++++ Record list ++++

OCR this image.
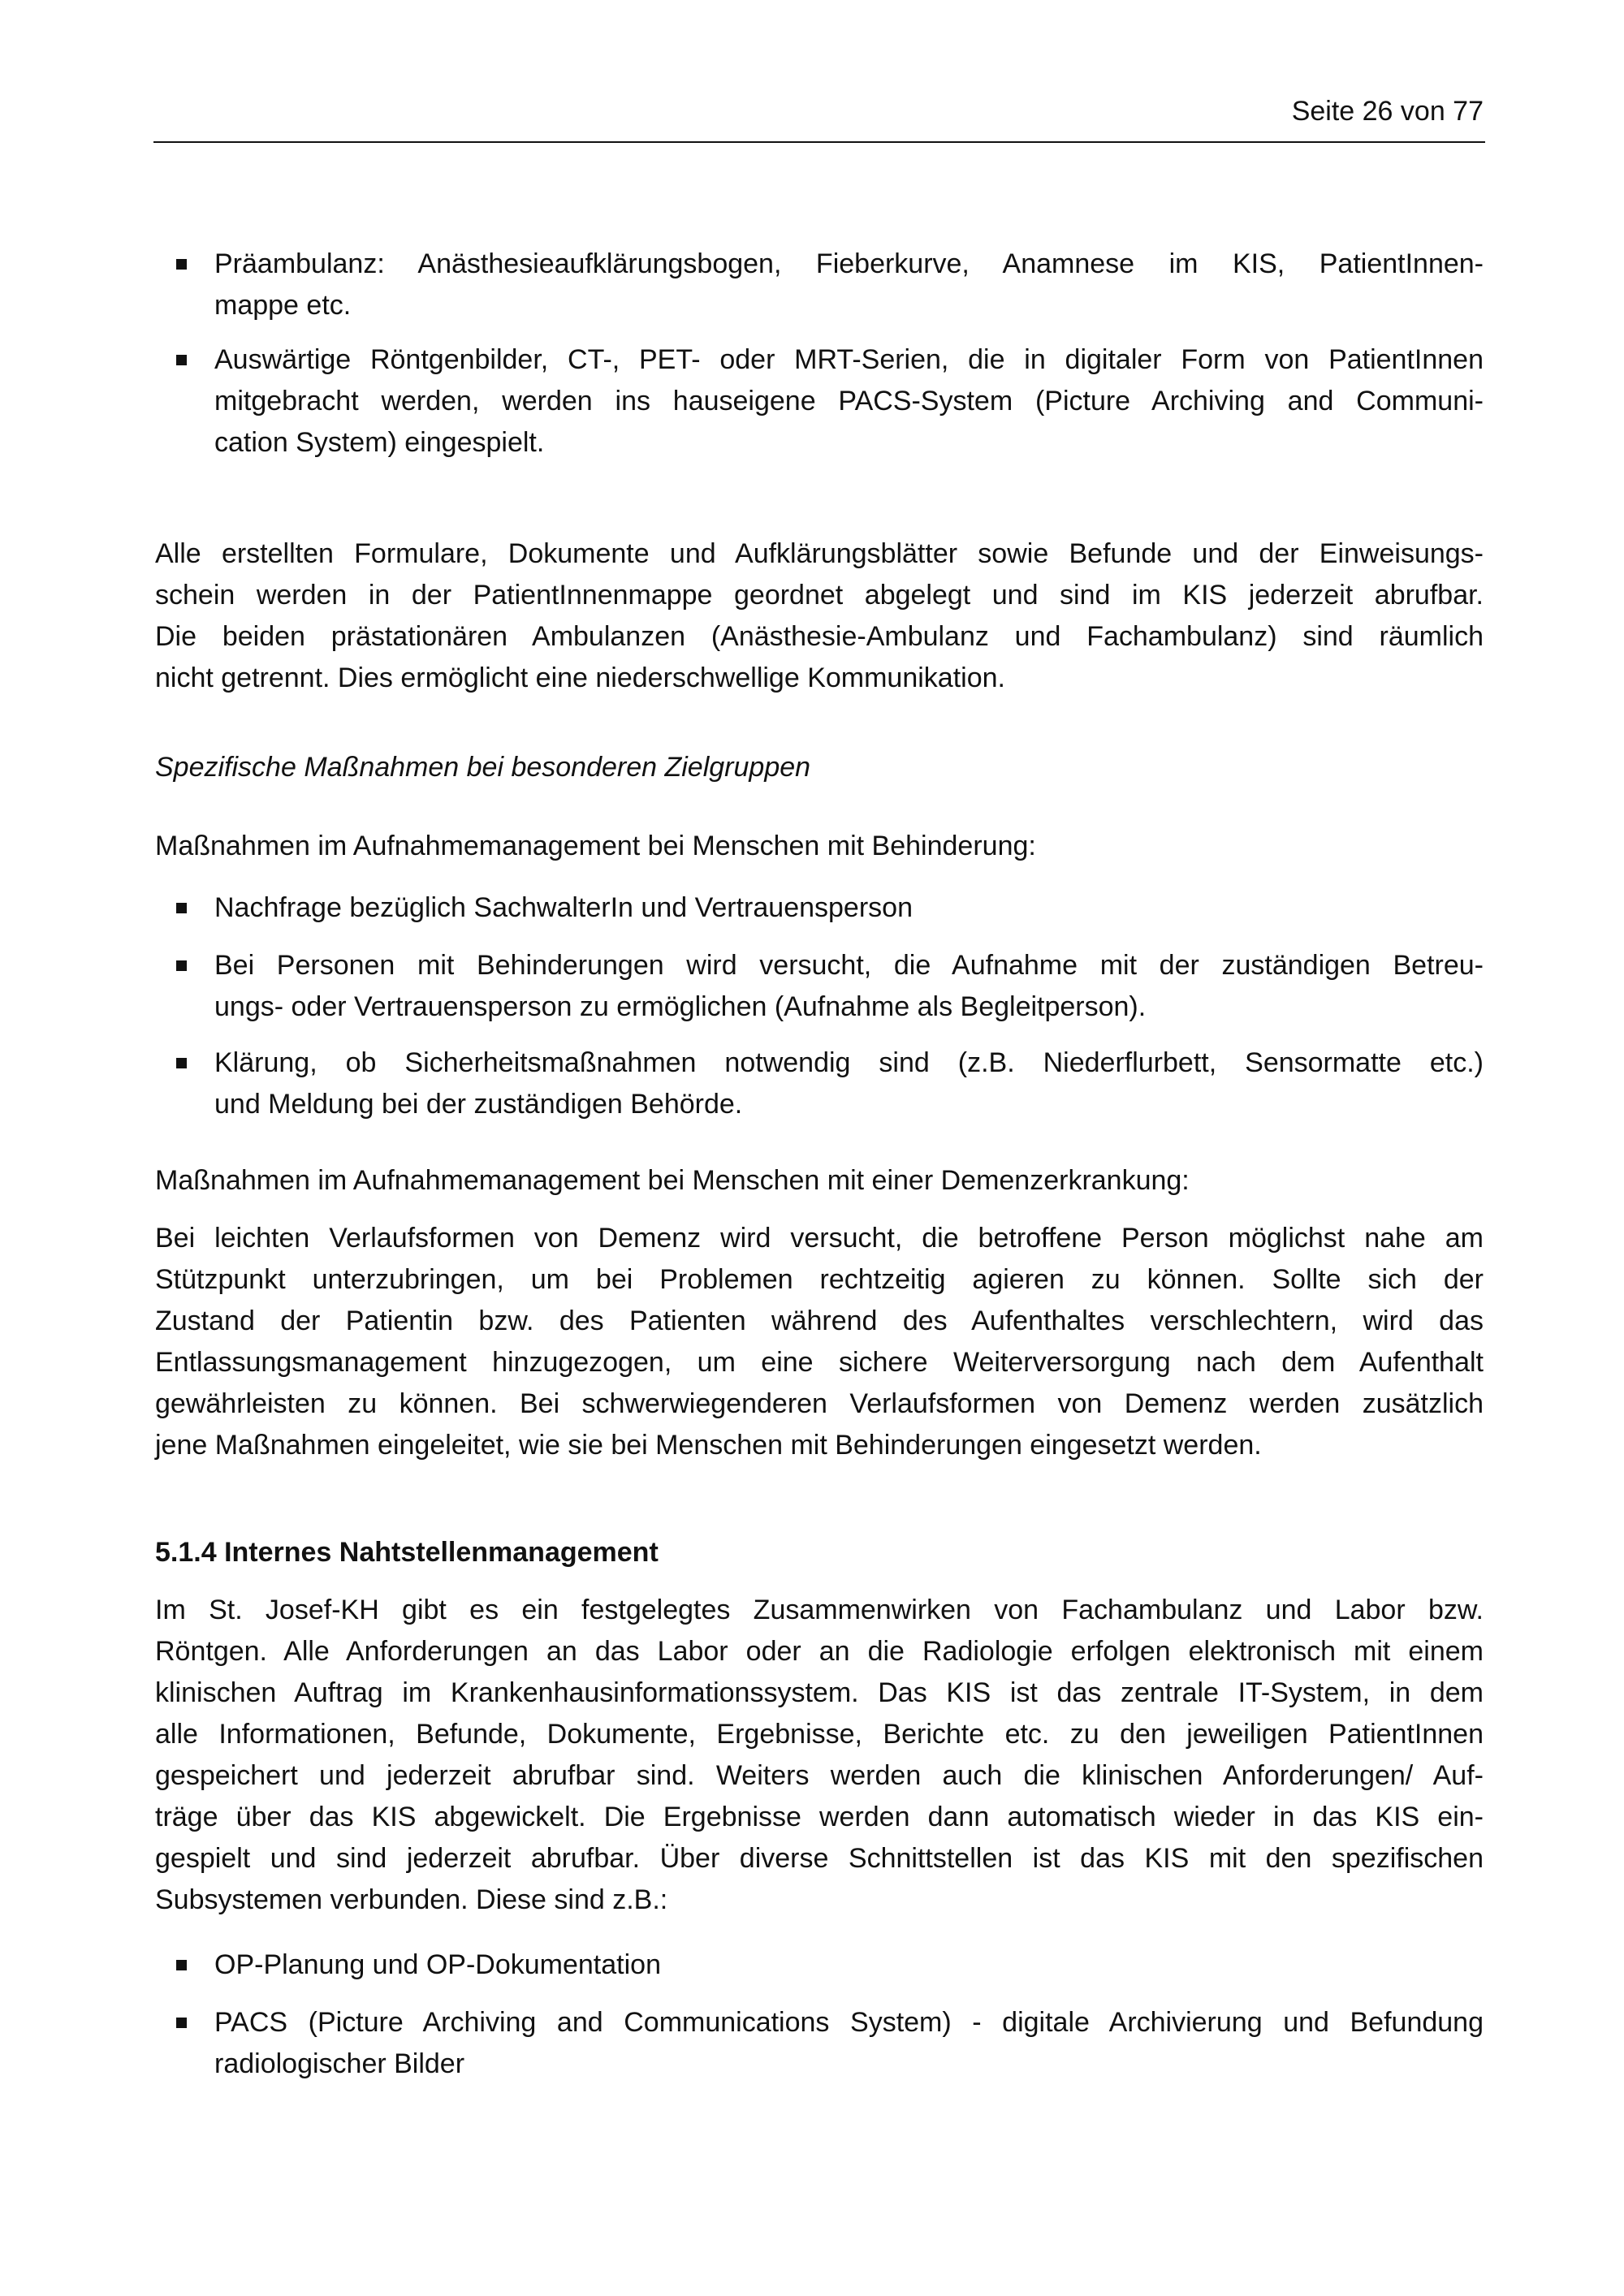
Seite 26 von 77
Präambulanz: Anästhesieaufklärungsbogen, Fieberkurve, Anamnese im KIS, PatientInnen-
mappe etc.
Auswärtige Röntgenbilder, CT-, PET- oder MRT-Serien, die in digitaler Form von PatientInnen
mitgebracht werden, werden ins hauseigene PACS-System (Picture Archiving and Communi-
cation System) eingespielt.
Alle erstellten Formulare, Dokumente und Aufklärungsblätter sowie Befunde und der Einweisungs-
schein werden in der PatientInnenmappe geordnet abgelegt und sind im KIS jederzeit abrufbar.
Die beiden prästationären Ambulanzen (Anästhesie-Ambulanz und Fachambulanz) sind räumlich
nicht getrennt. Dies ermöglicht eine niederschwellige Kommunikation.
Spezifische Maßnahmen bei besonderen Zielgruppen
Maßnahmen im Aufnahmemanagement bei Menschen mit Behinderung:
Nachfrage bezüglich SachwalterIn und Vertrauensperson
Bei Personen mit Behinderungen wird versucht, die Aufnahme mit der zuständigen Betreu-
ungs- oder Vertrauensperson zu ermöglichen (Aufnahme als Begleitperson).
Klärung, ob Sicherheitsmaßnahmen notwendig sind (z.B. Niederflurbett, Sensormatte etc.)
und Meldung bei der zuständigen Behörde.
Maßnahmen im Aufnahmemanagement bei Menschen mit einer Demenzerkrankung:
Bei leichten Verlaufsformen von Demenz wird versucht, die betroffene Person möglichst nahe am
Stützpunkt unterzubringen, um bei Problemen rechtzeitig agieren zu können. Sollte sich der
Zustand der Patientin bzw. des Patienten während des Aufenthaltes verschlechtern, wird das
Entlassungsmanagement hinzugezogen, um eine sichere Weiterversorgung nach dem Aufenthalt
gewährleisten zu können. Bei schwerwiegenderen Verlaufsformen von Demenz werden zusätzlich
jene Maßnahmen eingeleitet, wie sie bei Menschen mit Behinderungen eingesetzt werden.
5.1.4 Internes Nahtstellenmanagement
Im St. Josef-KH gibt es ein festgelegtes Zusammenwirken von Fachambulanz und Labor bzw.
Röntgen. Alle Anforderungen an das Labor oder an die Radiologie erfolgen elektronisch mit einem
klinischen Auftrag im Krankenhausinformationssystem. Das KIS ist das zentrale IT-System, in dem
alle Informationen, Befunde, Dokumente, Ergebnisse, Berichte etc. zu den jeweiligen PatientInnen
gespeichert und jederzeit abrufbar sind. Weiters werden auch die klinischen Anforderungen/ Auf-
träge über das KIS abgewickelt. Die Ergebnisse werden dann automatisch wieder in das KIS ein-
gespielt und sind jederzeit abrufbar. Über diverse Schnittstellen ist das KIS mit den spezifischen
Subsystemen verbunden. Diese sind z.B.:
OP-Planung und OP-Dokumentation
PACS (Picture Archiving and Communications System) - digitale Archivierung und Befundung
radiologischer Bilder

++++
++++ Record list ++++

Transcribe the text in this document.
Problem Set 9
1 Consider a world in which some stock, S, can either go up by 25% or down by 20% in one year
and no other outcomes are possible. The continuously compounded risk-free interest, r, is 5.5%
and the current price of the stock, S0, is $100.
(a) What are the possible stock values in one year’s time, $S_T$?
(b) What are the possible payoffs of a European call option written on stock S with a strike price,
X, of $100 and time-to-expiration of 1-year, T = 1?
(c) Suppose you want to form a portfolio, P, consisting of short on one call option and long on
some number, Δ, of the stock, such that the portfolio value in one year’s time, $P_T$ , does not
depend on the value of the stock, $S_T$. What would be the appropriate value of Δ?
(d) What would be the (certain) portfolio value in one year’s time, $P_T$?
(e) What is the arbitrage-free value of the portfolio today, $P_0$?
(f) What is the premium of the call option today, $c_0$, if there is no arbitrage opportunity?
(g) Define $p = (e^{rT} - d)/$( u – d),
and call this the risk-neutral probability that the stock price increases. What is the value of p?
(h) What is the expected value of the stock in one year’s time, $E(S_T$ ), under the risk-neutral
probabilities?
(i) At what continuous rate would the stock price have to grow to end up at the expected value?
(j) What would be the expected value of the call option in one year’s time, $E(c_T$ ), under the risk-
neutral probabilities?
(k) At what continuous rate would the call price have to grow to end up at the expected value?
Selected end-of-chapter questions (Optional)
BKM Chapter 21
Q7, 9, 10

++++
++++ Record list ++++

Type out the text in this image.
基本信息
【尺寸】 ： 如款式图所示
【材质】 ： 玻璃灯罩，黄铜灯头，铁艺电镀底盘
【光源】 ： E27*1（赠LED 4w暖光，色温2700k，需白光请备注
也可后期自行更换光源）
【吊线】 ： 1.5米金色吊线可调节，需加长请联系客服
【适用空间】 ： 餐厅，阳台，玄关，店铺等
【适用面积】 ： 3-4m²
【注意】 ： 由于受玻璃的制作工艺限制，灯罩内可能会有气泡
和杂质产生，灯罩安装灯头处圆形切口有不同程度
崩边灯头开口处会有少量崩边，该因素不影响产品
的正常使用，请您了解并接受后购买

++++

--- Stated exercise ---
Review the preceding data and report every line that includes the string "Dokumente".

--- Exercise solution ---
Alle erstellten Formulare, Dokumente und Aufklärungsblätter sowie Befunde und der Einweisungs-
alle Informationen, Befunde, Dokumente, Ergebnisse, Berichte etc. zu den jeweiligen PatientInnen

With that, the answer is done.